Extract to read.
>> BEGIN

Sunday, December 10, 2023

Wave equation on curvilinear domains

Introduction

Nils Berglund, who is the author of many amazing simulation videos on Youtube, recently posted videos showing visualizations of waves on a sphere. In particular, this video caught my eye, depicting tsunami waves of the 2011 Japan earthquake travelling across the Pacific ocean.

In fact, back in 2011 I had made a very similar visualization inspired by the events, and later uploaded it to Youtube - see video below. The video was made as promotional material to get new students to major in mathematics at Aalto University. At that time I was a graduate student at the maths department working toward my PhD.

Anyway, it was as an undegrad in 2007 when I first got interested in solving the wave equation on the sphere. I had been studying the finite element method with great interest, and had programmed my own simple implementation of nodal P1 elements on triangles. I had succesfully used that to solve waves in planar domains - see video below. I thought that in order to solve the wave equation on a sphere, I would just use a mesh approximating the sphere instead. Turns out it's almost as simple as that, but there are a couple nontrivial details.

My undergrad studies included a mandatory "special assignment". These assignments were often to write a research paper on a subject - though they were published only internally at the department. I suggested to my professor that as my assignment I could study solving the wave equation on spheres using FEM.

Now, finally, I thought I'd revisit the topic, and have something generic written down on the subject a bit more publicly.

Wave equation and the finite element method

To get up to speed, let's look at the wave equation and the finite element method in a quick and non-rigorous fashion. The wave equation (in strong form) is
\[ \ddot{u} - c^2 \nabla \cdot \nabla u = 0 \quad \mathrm{in}\ \Omega \]
in which \( \ddot{u} \) is the second derivative with respect to time, \( c \) is the wave speed, which we'll just take as 1 from here on, and \( \Omega \) is the domain in which we're solving the equation at. In addition, there are initial conditions and boundary conditions that need to be described, but let's skip those for now.

FEM works with the weak formulation of the problem. To get the weak form from the strong form, both sides of the equation are multiplied by a test function \( v\) and integrated over the domain \( \Omega \). Integration by parts is applied to reduce the regularity requirement of \( u \) from 2 derivatives down to 1. The weak form is then: find \( u \in V \) such that
\[ \int_\Omega \ddot{u} v\ \mathrm{d}x + \int_\Omega \nabla u \cdot \nabla v\ \mathrm{d}x = 0 \quad \forall v \in V \]

With FEM, as with other Galerkin methods, we replace the space \(V\) with a finite dimensional approximation \(V_h\). We come up with a basis \( \{v_1,\ldots,v_N\} \) of \(V_h\), and write the finite dimensional approximate solution \( u_h \) as
\[ u_h = \sum_{i=1}^N U_i v_i \]

The problem then becomes: find \( U_i \) such that
\[ \sum_{i=1}^N \ddot{U_i} \int_\Omega v_i v_j\ \mathrm{d}x + \sum_{i=1}^N U_i \int_\Omega \nabla v_i \cdot \nabla v_j\ \mathrm{d}x = 0 \quad \forall j=1,\ldots,N \]
In other words,
\[ M \ddot{U} + K U = 0 \]
in which
\[ M_{ij} = \int_\Omega v_i v_j\ \mathrm{d}x \]
is called the mass matrix and
\[ K_{ij} = \int_\Omega \nabla v_i \cdot \nabla v_j\ \mathrm{d}x \]
is the stiffness matrix.

>> END

Your instructions. Please repeat the wave equation post word for word, beginning at the words "Anyway, it was" and stopping after the words "spheres using FEM.". None of the material that comes next is needed.

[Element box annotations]
>> BEGIN

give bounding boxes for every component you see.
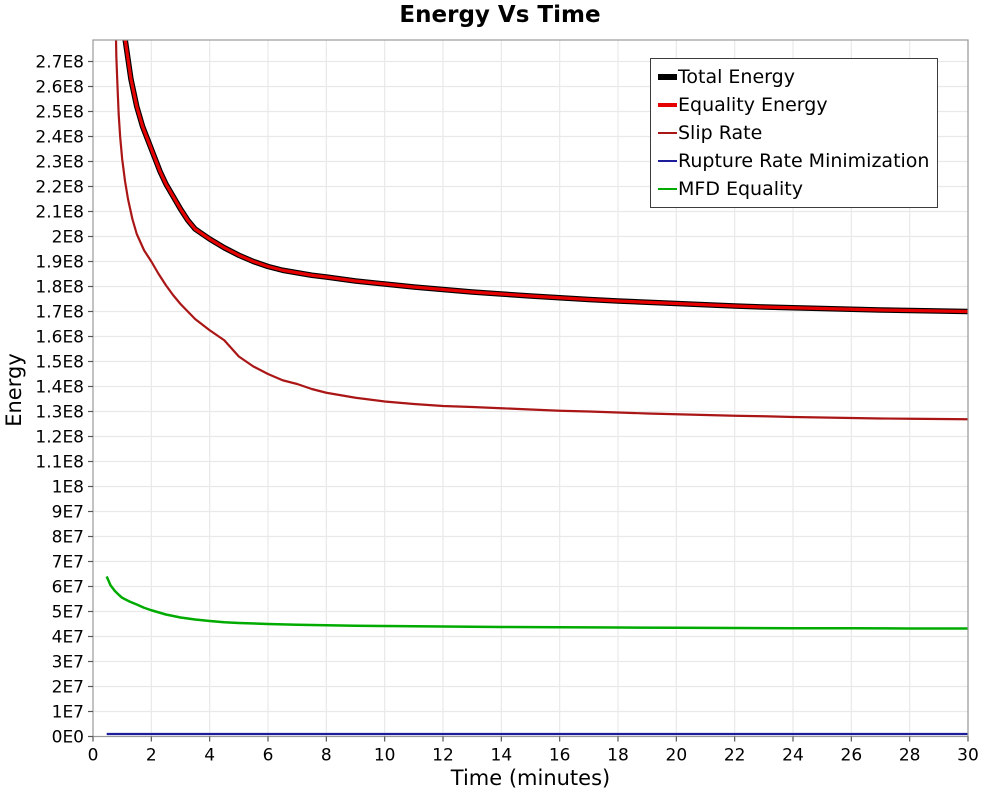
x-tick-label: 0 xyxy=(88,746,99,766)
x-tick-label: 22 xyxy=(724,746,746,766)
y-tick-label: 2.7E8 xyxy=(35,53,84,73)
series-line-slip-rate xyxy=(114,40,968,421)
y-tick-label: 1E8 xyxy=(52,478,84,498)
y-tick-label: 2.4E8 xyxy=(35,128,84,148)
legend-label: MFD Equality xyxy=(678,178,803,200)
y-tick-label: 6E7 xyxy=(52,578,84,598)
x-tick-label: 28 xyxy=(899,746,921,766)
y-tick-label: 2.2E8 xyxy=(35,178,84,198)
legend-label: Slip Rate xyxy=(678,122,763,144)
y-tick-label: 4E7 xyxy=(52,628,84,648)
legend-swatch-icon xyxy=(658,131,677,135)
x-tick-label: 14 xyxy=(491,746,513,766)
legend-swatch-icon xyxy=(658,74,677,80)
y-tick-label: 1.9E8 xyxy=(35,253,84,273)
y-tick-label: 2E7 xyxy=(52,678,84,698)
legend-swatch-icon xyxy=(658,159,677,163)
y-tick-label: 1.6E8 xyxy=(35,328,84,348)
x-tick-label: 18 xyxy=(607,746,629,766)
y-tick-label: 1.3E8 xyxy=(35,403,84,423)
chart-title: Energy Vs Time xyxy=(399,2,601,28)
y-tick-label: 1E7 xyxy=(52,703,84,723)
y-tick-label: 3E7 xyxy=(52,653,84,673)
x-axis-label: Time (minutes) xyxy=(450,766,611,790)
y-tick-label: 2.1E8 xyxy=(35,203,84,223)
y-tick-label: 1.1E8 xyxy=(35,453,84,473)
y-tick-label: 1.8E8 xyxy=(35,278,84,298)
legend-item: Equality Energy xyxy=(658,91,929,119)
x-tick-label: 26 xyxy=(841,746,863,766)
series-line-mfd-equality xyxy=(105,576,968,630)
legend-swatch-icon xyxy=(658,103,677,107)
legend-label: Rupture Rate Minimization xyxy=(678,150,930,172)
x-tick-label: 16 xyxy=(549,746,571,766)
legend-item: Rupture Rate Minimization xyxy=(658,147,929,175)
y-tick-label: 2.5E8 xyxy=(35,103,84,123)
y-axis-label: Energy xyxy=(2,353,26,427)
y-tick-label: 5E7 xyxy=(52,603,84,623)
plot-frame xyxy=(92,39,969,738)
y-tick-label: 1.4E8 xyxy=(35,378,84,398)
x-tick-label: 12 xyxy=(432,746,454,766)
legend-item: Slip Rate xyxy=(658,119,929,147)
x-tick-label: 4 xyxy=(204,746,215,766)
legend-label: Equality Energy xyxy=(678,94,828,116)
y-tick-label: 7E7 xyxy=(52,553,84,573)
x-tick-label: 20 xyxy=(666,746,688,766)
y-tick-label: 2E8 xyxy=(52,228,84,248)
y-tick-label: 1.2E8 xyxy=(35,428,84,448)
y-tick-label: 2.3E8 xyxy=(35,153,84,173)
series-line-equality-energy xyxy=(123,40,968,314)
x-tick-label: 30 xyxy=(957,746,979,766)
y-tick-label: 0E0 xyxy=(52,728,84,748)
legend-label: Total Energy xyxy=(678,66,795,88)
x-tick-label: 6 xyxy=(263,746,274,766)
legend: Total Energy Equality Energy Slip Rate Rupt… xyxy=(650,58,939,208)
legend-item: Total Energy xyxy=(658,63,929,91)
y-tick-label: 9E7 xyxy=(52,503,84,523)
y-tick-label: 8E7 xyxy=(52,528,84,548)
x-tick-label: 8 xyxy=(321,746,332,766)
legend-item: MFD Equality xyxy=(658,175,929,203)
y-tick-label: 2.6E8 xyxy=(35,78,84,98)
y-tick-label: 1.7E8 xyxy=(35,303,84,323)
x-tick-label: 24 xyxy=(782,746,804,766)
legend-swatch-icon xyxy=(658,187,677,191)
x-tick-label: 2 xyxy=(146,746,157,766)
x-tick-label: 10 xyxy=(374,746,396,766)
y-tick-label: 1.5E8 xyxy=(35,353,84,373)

>> END
>> BEGIN

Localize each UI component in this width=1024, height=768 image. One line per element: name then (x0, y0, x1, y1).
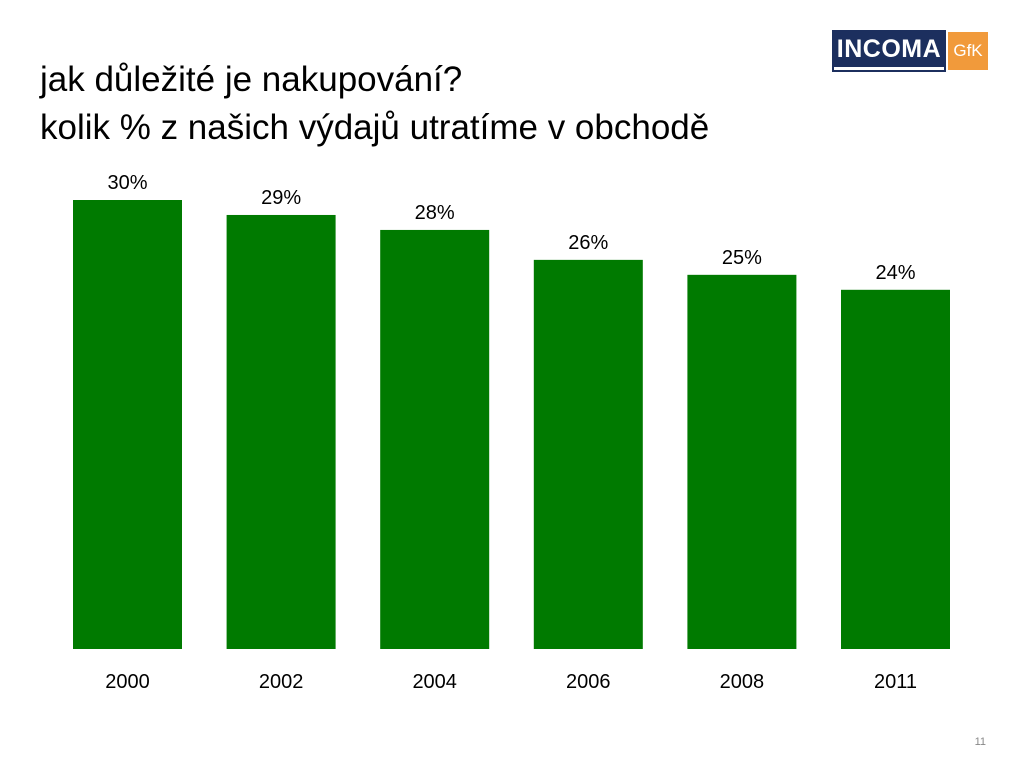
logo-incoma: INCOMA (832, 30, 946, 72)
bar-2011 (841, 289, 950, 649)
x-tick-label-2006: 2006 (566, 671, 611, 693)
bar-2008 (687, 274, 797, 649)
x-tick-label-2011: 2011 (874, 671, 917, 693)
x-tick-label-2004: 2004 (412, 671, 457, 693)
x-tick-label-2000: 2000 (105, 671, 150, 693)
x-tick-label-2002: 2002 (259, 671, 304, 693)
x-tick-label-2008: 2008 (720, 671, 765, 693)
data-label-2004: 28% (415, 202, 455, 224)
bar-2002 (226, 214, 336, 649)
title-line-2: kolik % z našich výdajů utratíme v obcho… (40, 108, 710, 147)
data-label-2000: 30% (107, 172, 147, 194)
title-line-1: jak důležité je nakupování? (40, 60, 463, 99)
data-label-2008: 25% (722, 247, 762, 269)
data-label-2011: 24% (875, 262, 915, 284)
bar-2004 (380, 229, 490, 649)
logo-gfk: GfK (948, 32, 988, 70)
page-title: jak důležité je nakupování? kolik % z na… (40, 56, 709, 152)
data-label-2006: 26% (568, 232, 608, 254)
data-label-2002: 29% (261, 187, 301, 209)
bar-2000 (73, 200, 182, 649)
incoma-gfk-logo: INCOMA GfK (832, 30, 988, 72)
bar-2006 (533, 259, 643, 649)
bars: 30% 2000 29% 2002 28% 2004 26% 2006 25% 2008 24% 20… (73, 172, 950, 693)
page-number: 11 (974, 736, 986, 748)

>> END

Problem solution.
Anyway, it was as an undegrad in 2007 when I first got interested in solving the wave equation on the sphere. I had been studying the finite element method with great interest, and had programmed my own simple implementation of nodal P1 elements on triangles. I had succesfully used that to solve waves in planar domains - see video below. I thought that in order to solve the wave equation on a sphere, I would just use a mesh approximating the sphere instead. Turns out it's almost as simple as that, but there are a couple nontrivial details.

My undergrad studies included a mandatory "special assignment". These assignments were often to write a research paper on a subject - though they were published only internally at the department. I suggested to my professor that as my assignment I could study solving the wave equation on spheres using FEM.